start

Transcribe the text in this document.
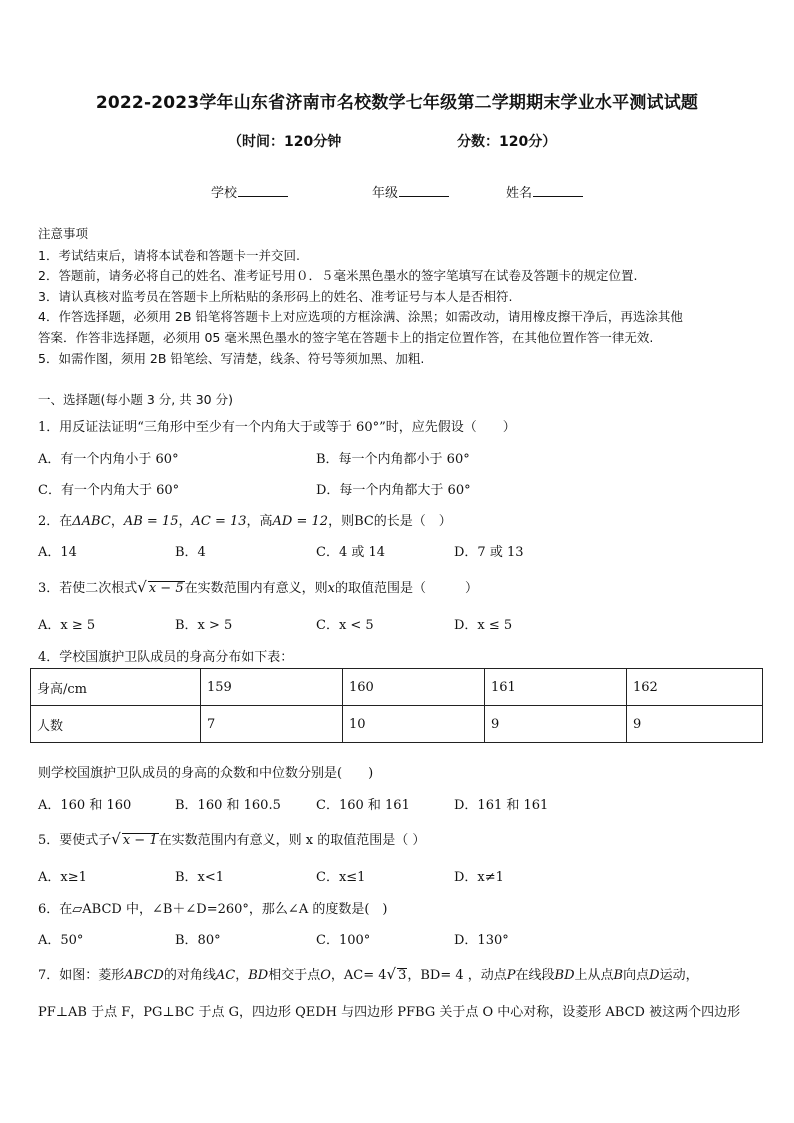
2022-2023学年山东省济南市名校数学七年级第二学期期末学业水平测试试题
（时间：120分钟	分数：120分）
学校	年级	姓名
注意事项
1．考试结束后，请将本试卷和答题卡一并交回.
2．答题前，请务必将自己的姓名、准考证号用０．５毫米黑色墨水的签字笔填写在试卷及答题卡的规定位置.
3．请认真核对监考员在答题卡上所粘贴的条形码上的姓名、准考证号与本人是否相符.
4．作答选择题，必须用 2B 铅笔将答题卡上对应选项的方框涂满、涂黑；如需改动，请用橡皮擦干净后，再选涂其他
答案．作答非选择题，必须用 05 毫米黑色墨水的签字笔在答题卡上的指定位置作答，在其他位置作答一律无效.
5．如需作图，须用 2B 铅笔绘、写清楚，线条、符号等须加黑、加粗.
一、选择题(每小题 3 分, 共 30 分)
1．用反证法证明“三角形中至少有一个内角大于或等于 60°”时，应先假设（　　）
A．有一个内角小于 60°	B．每一个内角都小于 60°
C．有一个内角大于 60°	D．每一个内角都大于 60°
2．在ΔABC，AB = 15，AC = 13，高AD = 12，则BC的长是（　）
A．14	B．4	C．4 或 14	D．7 或 13
3．若使二次根式√ x − 5在实数范围内有意义，则x的取值范围是（　　　）
A．x ≥ 5	B．x > 5	C．x < 5	D．x ≤ 5
4．学校国旗护卫队成员的身高分布如下表：
身高/cm	159	160	161	162
人数	7	10	9	9
则学校国旗护卫队成员的身高的众数和中位数分别是(　　)
A．160 和 160	B．160 和 160.5	C．160 和 161	D．161 和 161
5．要使式子√ x − 1在实数范围内有意义，则 x 的取值范围是（ ）
A．x≥1	B．x<1	C．x≤1	D．x≠1
6．在▱ABCD 中，∠B＋∠D=260°，那么∠A 的度数是(　)
A．50°	B．80°	C．100°	D．130°
7．如图：菱形ABCD的对角线AC，BD相交于点O，AC= 4√ 3，BD= 4 ，动点P在线段BD上从点B向点D运动，
PF⊥AB 于点 F，PG⊥BC 于点 G，四边形 QEDH 与四边形 PFBG 关于点 O 中心对称，设菱形 ABCD 被这两个四边形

end

Output the data above without changes, apart from leaving out the pictures.

Transcribe the text in this document.
2022-2023学年山东省济南市名校数学七年级第二学期期末学业水平测试试题
（时间：120分钟	分数：120分）
学校	年级	姓名
注意事项
1．考试结束后，请将本试卷和答题卡一并交回.
2．答题前，请务必将自己的姓名、准考证号用０．５毫米黑色墨水的签字笔填写在试卷及答题卡的规定位置.
3．请认真核对监考员在答题卡上所粘贴的条形码上的姓名、准考证号与本人是否相符.
4．作答选择题，必须用 2B 铅笔将答题卡上对应选项的方框涂满、涂黑；如需改动，请用橡皮擦干净后，再选涂其他
答案．作答非选择题，必须用 05 毫米黑色墨水的签字笔在答题卡上的指定位置作答，在其他位置作答一律无效.
5．如需作图，须用 2B 铅笔绘、写清楚，线条、符号等须加黑、加粗.
一、选择题(每小题 3 分, 共 30 分)
1．用反证法证明“三角形中至少有一个内角大于或等于 60°”时，应先假设（　　）
A．有一个内角小于 60°	B．每一个内角都小于 60°
C．有一个内角大于 60°	D．每一个内角都大于 60°
2．在ΔABC，AB = 15，AC = 13，高AD = 12，则BC的长是（　）
A．14	B．4	C．4 或 14	D．7 或 13
3．若使二次根式√ x − 5在实数范围内有意义，则x的取值范围是（　　　）
A．x ≥ 5	B．x > 5	C．x < 5	D．x ≤ 5
4．学校国旗护卫队成员的身高分布如下表：
身高/cm	159	160	161	162
人数	7	10	9	9
则学校国旗护卫队成员的身高的众数和中位数分别是(　　)
A．160 和 160	B．160 和 160.5	C．160 和 161	D．161 和 161
5．要使式子√ x − 1在实数范围内有意义，则 x 的取值范围是（ ）
A．x≥1	B．x<1	C．x≤1	D．x≠1
6．在▱ABCD 中，∠B＋∠D=260°，那么∠A 的度数是(　)
A．50°	B．80°	C．100°	D．130°
7．如图：菱形ABCD的对角线AC，BD相交于点O，AC= 4√ 3，BD= 4 ，动点P在线段BD上从点B向点D运动，
PF⊥AB 于点 F，PG⊥BC 于点 G，四边形 QEDH 与四边形 PFBG 关于点 O 中心对称，设菱形 ABCD 被这两个四边形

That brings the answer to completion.